- **PROVIDED PASSAGE**
Content starts

Domingo started her minor acting career through the movie Emma Salazar Case produced by Regal Entertainment in 1991. It was then followed by the biographical movie Maricris Sioson in 1993 and as a condominium maid in Sa Ngalan ng Pag-ibig in 1995. She was launched in television as Dolores in the series Valiente run by ABS-CBN and GMA Network in 1992 to 1997. In 1998, she appeared in a three films produced by Viva Films, Pagdating Ng Panahon, Ikaw Pa Rin Ang Iibigin and Pusong Mamon. She also appeared on the Book 1 of the GMA Network series Kirara, Ano Ang Kulay ng Pag-ibig? in 1999.

She had her first hosting role through D! Da in 1999. At one point however, she stopped went on hiatus because of frustration over her bit player roles. Domingo went back to school and finished her undergraduate thesis, performing the play 'night, Mother opposite Harlene Bautista. After finishing her degree, she continued to perform in several stage productions. Until a friend, television director Andoy Ranay, insisted that she give TV acting a second chance. She was immediately cast on ABS-CBN show, Sa Dulo Ng Walang Hanggan in 2002. According to her, "acting for TV was really sweeter the second time around, because i found companions who are, with utmost respect to craft, knowing they also came from theater...".

Following that, she was cast as Rowena in the television series Ang Tanging Ina produced by ABS-CBN in 2003, opposite Ai-Ai delas Alas. In the same year, she reprised her role at in the series' film adaptation produced by Star Cinema. She became famous in television through her role as a crazy woman named "Lorelie" in the fantasy series Marina starring Claudine Barretto. She was also cast in films such as Lastikman and Malikmata.

===2004–2009: Kimmy Dora and numerous films and awards===
Domingo became known as a sidekick of Ai-Ai Delas Alas appearing again on the latter's film, Volta in 2004. The next year, she appeared on three films, as Tacing in Star Cinema's Can This Be Love, VIVA Films' Purita and in a cameo role in Seiko Films' Bikini Open. She was cast as Sister Clara, a nun in the series Kampanerang Kuba and also joined Eula Valdez and Jean Garcia on hosting a reality cooking show, Makuha Ka sa Tikim in 2005. Domingo achieved breakthrough in 2006 starring on six films from different production outfits. She appeared as Tina on the film D' Lucky Ones, and as Dora on You Are The One, both produced by Star Cinema. She also had major roles on Regal Films's Kapag Tumibok ang Puso and on the "LRT" episode of her first Metro Manila Film Festival film, Shake, Rattle and Roll 8. She also starred on a horror film, TxT as Aling Kuring.

Content ends

- **TASKS TO CARRY OUT**
1 - According to the passage on Domingo's acting career, why did she go on hiatus after her first hosting role?
2 - Write what comes next in the passage on Domingo's acting career, picking up after its final sentence.

- **EXERCISE DATA**
Content starts

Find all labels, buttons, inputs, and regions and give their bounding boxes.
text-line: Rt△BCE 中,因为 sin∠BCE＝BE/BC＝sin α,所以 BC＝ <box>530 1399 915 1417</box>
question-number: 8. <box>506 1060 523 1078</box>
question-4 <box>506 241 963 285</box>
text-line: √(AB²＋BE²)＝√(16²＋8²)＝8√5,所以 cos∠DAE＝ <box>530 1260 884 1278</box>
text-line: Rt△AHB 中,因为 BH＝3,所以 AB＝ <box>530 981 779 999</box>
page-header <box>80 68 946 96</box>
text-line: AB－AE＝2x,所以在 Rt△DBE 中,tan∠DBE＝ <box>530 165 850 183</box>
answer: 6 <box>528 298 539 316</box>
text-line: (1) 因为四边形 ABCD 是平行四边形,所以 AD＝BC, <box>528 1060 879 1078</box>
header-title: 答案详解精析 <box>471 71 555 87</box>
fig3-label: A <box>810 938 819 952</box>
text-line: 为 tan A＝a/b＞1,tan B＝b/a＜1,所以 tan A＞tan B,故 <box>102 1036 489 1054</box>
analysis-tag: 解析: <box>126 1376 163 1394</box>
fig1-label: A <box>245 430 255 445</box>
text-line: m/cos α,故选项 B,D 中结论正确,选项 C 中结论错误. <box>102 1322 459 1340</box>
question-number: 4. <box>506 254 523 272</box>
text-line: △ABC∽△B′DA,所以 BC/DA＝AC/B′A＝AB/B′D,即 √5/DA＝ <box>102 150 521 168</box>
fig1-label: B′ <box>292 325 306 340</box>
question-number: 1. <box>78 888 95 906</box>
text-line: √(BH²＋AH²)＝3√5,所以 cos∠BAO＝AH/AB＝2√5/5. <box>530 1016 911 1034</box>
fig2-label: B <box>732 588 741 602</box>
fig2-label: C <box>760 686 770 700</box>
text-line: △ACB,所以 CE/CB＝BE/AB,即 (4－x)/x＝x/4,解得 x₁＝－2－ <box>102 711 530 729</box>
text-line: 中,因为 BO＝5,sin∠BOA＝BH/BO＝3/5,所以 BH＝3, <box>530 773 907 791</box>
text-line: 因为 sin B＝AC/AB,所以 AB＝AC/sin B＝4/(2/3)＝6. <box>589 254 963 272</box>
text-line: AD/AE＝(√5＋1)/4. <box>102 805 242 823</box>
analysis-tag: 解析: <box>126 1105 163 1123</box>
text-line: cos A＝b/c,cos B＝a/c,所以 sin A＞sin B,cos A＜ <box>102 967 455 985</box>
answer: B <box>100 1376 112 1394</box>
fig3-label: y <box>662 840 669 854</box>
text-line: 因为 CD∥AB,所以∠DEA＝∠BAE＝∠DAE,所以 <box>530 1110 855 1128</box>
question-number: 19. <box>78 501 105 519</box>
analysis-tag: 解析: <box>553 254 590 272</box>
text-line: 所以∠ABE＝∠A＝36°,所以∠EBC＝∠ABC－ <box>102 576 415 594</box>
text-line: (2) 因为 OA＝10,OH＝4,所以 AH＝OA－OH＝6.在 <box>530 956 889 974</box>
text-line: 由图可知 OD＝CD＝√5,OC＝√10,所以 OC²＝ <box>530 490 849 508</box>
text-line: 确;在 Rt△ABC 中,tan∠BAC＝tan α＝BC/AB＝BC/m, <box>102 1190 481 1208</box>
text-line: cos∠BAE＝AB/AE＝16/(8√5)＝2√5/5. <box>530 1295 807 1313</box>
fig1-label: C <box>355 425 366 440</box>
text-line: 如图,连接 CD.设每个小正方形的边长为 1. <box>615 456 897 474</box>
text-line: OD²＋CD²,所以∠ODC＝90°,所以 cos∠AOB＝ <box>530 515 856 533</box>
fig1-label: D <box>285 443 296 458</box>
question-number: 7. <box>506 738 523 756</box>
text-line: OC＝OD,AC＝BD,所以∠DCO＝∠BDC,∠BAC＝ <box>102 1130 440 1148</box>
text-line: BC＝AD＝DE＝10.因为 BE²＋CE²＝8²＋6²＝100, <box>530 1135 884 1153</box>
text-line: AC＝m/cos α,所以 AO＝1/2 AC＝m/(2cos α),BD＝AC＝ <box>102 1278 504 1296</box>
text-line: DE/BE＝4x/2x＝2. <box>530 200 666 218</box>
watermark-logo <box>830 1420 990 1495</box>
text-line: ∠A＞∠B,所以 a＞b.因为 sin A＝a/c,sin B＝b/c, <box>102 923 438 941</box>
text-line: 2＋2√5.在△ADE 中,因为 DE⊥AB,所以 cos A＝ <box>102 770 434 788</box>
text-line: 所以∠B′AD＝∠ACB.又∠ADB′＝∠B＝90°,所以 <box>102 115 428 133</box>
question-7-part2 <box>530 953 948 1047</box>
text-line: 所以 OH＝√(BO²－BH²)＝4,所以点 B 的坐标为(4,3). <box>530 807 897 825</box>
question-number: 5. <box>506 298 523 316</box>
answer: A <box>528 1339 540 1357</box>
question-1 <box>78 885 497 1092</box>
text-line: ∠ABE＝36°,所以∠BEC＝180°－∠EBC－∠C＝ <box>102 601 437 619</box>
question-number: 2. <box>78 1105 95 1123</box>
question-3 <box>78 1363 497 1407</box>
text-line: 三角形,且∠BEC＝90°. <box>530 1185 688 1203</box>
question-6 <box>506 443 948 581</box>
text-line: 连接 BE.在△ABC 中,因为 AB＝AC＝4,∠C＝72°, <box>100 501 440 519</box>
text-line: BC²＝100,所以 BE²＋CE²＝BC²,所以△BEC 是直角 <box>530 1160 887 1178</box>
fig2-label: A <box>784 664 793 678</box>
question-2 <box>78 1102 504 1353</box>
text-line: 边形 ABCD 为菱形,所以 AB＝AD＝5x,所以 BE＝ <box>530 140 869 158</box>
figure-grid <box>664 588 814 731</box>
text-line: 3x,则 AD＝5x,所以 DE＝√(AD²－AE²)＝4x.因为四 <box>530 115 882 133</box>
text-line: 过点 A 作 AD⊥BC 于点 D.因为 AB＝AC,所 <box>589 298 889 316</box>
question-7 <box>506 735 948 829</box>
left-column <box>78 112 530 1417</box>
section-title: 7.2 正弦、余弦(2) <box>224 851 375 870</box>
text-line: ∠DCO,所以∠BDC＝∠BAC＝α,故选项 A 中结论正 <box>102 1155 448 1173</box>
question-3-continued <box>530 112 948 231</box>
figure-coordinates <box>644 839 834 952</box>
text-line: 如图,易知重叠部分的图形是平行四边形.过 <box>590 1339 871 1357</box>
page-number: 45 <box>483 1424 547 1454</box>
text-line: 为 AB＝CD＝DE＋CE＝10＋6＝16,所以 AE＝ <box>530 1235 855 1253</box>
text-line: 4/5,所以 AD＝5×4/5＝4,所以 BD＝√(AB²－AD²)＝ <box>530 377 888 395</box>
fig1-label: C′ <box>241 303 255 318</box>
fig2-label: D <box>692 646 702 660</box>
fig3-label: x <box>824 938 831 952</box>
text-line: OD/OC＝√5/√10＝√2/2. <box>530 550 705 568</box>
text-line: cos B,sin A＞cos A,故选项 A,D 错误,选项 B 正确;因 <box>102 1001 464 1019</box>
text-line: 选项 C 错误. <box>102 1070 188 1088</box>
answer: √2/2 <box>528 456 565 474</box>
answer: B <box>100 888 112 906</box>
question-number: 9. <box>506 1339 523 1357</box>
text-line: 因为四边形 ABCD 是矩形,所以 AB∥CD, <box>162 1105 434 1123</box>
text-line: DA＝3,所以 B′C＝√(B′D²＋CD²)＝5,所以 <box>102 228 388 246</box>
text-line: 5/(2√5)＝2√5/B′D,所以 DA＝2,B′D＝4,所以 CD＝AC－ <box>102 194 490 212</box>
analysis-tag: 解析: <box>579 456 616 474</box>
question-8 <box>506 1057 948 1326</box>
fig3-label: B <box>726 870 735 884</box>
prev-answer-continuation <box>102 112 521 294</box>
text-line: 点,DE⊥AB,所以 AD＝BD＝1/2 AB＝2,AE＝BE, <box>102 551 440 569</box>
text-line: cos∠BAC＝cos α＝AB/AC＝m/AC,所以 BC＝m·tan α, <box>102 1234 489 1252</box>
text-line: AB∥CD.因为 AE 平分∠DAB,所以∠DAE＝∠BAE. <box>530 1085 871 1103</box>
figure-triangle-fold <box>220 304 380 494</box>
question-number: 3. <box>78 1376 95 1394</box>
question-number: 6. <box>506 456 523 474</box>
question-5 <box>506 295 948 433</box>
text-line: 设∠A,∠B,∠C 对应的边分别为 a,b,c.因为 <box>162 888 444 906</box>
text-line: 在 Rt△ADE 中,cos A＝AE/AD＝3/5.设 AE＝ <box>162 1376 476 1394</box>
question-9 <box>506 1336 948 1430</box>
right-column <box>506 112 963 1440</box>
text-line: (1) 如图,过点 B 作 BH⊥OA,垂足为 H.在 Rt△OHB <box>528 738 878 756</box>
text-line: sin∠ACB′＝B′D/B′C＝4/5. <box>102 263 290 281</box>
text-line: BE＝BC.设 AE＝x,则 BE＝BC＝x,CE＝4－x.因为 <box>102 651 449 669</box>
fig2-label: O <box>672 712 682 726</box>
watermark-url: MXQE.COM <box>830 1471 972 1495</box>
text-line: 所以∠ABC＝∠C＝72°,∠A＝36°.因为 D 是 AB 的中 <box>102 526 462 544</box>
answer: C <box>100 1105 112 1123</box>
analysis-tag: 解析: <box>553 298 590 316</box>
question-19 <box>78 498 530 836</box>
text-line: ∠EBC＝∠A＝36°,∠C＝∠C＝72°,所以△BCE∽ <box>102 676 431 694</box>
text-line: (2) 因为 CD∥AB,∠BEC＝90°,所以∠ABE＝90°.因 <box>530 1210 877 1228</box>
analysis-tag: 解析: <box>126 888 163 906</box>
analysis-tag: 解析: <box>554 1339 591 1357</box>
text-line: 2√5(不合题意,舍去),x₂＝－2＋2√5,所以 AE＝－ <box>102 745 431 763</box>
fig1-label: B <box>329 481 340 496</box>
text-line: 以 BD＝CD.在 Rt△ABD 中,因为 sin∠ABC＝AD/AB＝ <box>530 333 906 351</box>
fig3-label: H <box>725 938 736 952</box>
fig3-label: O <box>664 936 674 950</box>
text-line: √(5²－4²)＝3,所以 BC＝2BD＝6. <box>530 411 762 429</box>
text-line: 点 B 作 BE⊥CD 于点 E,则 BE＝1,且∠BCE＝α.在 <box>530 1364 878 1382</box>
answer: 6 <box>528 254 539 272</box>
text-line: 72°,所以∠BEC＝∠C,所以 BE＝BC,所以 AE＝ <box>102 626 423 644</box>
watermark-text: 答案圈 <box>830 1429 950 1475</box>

Content ends

- **ANSWERS GIVEN**
1 - She went on hiatus because she was frustrated with being given only bit player roles.

2 -
Domingo became an award-winning actress in 2007, winning Best Supporting Actress at the 33rd Metro Manila Film Festival through her role in Bahay Kubo: A Pinoy Mano Po! starring Maricel Soriano. She starred on a total of 10 films in 2007, including her Cinemalaya entry Pisay and Seiko Films' Foster Child which gave Domingo two Best Supporting Actress awards at the 6th Gawad Tanglaw in 2008. She also appeared on comedy films, including her reunion with Ai-Ai Delas Alas in Pasukob and Ang Cute Ng Ina Mo. Some of her films in 2007 also include Apat Dapat, Dapat Apat with three other comedians, Candy Pangilinan, Pokwang and Rufa Mae Quinto. She also appeared on the GMA film The Promise starring Angel Locsin and Richard Gutierrez, and on Paano Kita Iibigin with Regine Velasquez and Piolo Pascual. Domingo also appeared on two series, Palimos ng Pag-Ibig and on a series, Kokey adapted from a film of the same title.

In 2008, Domingo starred on a Cinemalaya Independent Film Festival entry, 100 which awarded her as "Best Supporting Actress", her fourth in a span of two years. She also appeared on the sequel of Ang Tanging Ina, an official Metro Manila Film Festival entry titled Ang Tanging Ina N'yong Lahat. Domingo transferred from ABS-CBN to GMA Network in 2008, with I.T.A.L.Y. as her first project. She debuted as an official GMA Contract Artist through the comedy series Ako si Kim Sam Soon starring Regine Velasquez, a remake of a Korean series televised on the same network. She then appeared as Yaya Madel in the series Ang Babaeng Hinugot sa Aking Tadyang starring Marian Rivera and Dingdong Dantes. Domingo also appeared as Juaning on the Panoramanila Pictures film Ploning produced by Judy Ann Santos.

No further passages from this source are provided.